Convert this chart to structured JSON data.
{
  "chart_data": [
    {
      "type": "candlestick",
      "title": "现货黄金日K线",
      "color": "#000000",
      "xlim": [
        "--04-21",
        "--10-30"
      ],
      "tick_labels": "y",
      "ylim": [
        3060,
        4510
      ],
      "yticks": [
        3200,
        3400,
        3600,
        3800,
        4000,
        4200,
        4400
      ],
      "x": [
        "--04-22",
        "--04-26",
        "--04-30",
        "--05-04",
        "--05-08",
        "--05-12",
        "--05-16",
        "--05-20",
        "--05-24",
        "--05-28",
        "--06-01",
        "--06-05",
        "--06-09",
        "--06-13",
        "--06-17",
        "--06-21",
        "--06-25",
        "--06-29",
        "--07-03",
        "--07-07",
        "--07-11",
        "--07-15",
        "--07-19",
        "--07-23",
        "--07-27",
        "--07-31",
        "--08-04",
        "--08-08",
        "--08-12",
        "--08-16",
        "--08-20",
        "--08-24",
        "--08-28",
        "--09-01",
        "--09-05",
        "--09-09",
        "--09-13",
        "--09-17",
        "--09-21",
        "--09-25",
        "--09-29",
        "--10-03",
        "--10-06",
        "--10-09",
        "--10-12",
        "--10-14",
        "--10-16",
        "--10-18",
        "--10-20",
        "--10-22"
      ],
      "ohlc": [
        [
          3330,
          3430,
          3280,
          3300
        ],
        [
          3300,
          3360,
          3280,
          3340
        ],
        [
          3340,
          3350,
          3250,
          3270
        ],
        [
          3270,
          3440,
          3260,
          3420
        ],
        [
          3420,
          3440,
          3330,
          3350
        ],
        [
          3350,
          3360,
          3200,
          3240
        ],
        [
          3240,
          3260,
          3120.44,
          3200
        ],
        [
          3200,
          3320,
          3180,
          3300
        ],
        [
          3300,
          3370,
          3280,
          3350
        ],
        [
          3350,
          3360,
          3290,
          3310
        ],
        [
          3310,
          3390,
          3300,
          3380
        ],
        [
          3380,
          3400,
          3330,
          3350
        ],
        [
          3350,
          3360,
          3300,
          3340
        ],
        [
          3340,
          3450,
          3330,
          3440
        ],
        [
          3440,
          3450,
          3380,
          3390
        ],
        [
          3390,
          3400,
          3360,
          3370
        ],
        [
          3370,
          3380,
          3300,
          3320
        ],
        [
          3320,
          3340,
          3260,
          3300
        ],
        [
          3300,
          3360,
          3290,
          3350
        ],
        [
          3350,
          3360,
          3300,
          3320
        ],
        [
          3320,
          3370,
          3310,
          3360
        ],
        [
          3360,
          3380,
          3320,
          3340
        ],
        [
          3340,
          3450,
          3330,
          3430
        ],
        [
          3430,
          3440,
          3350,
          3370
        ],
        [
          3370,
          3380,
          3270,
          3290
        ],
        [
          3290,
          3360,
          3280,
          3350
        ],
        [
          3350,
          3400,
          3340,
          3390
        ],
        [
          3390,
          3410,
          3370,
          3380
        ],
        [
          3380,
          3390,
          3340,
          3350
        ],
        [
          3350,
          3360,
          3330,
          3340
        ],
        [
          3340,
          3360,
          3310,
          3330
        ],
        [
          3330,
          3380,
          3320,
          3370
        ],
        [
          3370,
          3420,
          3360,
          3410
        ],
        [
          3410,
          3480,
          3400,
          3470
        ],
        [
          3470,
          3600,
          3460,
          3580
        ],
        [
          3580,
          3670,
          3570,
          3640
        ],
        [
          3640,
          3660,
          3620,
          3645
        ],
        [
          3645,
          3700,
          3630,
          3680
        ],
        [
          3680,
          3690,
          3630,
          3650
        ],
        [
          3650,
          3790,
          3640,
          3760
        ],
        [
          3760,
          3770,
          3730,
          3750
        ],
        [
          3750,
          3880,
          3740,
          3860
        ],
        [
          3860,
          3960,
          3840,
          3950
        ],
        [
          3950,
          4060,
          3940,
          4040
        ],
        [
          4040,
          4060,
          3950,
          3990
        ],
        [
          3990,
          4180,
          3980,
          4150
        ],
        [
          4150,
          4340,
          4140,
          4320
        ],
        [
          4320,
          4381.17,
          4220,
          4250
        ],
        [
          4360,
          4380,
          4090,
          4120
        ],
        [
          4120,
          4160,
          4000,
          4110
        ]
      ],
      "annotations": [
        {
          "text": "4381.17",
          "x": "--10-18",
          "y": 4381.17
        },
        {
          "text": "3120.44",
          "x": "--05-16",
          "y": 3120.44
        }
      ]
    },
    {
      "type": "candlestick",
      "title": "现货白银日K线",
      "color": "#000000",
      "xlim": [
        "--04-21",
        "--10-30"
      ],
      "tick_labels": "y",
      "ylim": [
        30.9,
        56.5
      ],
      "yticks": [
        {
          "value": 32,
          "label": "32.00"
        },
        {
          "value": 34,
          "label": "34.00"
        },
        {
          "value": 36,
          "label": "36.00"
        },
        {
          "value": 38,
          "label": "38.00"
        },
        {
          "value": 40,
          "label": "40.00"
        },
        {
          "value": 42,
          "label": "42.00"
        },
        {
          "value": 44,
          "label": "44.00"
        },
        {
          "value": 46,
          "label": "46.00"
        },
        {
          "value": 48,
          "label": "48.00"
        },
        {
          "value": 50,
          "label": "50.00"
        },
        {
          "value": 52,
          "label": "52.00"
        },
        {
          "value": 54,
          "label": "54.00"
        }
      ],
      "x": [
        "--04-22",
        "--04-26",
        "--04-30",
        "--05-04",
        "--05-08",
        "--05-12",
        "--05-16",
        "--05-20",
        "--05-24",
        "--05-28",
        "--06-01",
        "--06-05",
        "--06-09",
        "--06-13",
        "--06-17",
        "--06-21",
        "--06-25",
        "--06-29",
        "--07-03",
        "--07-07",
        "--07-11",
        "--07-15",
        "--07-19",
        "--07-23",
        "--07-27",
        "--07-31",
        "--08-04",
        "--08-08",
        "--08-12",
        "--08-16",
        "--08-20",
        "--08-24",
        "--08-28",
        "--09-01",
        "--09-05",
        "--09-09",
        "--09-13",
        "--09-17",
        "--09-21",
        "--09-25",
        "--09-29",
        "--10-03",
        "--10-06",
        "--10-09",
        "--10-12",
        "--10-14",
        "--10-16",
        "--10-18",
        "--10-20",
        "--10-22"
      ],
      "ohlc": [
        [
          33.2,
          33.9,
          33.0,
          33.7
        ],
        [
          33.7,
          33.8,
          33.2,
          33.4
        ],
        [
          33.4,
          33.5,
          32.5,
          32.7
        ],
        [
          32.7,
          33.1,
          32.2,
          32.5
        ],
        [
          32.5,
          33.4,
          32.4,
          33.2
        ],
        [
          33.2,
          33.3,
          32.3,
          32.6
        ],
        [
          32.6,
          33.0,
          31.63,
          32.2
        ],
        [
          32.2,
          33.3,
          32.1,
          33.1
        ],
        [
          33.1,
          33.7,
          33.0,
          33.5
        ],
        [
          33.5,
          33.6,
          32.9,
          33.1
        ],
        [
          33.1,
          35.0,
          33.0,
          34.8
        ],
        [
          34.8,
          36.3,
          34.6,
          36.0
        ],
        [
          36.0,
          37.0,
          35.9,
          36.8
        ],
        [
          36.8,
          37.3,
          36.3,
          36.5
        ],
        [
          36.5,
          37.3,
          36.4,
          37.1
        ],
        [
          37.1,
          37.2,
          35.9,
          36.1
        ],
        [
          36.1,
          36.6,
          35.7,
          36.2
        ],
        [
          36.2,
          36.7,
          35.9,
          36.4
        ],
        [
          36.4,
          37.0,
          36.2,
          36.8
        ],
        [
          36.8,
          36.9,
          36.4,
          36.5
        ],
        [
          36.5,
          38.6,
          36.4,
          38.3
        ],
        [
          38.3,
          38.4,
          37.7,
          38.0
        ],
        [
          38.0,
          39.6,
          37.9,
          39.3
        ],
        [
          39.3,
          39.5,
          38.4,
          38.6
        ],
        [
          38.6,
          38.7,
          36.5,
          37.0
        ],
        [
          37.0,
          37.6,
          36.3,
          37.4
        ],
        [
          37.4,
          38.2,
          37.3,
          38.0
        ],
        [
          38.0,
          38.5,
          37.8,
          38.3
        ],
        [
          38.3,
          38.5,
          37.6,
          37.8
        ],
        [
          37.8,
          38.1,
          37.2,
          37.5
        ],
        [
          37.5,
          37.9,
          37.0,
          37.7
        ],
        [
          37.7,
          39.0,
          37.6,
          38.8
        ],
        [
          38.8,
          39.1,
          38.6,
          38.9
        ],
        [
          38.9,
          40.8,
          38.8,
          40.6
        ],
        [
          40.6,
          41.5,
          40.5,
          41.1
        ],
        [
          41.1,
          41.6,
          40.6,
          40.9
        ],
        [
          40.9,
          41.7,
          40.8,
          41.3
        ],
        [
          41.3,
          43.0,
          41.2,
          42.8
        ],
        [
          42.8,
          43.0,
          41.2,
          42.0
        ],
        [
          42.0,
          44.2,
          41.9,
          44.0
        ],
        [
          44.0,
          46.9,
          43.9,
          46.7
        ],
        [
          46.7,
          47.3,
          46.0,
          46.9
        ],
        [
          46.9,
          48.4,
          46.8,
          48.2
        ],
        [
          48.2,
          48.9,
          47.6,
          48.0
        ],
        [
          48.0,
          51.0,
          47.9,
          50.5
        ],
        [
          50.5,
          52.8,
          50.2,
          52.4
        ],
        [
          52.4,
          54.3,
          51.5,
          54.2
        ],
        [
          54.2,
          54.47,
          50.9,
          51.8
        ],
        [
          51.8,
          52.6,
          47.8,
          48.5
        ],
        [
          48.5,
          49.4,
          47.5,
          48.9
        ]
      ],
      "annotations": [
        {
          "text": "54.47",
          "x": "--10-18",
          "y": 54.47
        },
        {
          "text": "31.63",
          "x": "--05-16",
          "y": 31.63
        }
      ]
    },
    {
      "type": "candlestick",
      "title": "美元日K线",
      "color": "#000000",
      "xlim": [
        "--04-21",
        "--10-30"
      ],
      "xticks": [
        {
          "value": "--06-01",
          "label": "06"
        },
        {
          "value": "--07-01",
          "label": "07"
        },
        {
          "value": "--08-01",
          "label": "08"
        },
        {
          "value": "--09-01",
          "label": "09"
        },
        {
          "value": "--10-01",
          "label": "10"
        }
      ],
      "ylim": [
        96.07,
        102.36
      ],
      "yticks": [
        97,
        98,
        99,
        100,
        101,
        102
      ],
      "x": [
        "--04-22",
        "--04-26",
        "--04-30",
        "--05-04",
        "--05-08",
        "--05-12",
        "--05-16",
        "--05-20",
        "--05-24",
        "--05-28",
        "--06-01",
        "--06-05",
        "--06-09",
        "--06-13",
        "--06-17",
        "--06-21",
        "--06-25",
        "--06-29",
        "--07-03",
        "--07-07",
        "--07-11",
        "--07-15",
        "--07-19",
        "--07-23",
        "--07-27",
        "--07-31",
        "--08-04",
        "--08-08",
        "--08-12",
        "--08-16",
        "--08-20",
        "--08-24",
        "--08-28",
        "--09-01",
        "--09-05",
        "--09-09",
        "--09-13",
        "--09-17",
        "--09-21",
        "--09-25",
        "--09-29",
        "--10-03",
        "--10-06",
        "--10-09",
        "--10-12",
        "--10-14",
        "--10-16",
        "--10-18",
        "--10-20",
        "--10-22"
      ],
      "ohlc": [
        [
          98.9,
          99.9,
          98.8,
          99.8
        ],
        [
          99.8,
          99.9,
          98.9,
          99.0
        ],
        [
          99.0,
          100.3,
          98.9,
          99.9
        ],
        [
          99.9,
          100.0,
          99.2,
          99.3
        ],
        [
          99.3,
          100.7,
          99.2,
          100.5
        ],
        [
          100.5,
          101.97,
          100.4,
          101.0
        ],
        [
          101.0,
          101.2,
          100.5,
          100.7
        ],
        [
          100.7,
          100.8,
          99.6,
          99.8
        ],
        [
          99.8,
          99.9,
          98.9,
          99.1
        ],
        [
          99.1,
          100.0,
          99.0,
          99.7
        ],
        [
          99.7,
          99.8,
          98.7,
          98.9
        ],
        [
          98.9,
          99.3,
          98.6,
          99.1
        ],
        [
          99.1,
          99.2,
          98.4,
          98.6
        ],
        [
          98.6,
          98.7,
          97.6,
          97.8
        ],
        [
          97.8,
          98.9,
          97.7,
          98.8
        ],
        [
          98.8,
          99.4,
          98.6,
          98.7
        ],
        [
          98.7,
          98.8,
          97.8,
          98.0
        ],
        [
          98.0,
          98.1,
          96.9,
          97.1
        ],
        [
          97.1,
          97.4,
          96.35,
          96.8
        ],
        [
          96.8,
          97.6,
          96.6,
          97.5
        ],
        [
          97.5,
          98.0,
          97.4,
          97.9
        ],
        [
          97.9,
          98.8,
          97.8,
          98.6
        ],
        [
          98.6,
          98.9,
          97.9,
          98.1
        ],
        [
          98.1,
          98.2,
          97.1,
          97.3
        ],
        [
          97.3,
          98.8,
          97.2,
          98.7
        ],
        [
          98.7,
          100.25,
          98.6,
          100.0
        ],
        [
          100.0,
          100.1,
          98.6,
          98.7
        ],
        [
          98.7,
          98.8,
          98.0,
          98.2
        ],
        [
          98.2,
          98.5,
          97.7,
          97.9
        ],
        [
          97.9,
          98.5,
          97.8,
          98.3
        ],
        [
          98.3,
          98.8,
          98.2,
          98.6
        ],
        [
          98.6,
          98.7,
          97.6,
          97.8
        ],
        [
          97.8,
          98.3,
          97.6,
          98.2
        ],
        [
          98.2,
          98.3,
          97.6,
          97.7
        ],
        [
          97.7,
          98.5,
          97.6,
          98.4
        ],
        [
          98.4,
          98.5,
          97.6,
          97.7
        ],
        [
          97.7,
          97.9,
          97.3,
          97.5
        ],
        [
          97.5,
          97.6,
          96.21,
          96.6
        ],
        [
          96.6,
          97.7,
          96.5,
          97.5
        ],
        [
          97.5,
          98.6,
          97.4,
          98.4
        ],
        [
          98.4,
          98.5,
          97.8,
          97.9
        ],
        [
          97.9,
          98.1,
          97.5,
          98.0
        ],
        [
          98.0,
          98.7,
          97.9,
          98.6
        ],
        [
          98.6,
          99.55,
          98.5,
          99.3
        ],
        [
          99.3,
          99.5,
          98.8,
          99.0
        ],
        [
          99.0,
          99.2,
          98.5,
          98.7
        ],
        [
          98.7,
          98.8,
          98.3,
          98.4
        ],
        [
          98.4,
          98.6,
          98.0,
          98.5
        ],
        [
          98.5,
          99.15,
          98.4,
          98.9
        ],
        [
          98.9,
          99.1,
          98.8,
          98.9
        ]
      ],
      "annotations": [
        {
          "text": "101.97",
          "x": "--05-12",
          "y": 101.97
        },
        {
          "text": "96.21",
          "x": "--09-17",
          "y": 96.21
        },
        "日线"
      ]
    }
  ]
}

» Task directions
Return a copy of every line that includes the word "text".

» Solution
          "text": "4381.17",
          "text": "3120.44",
          "text": "54.47",
          "text": "31.63",
          "text": "101.97",
          "text": "96.21",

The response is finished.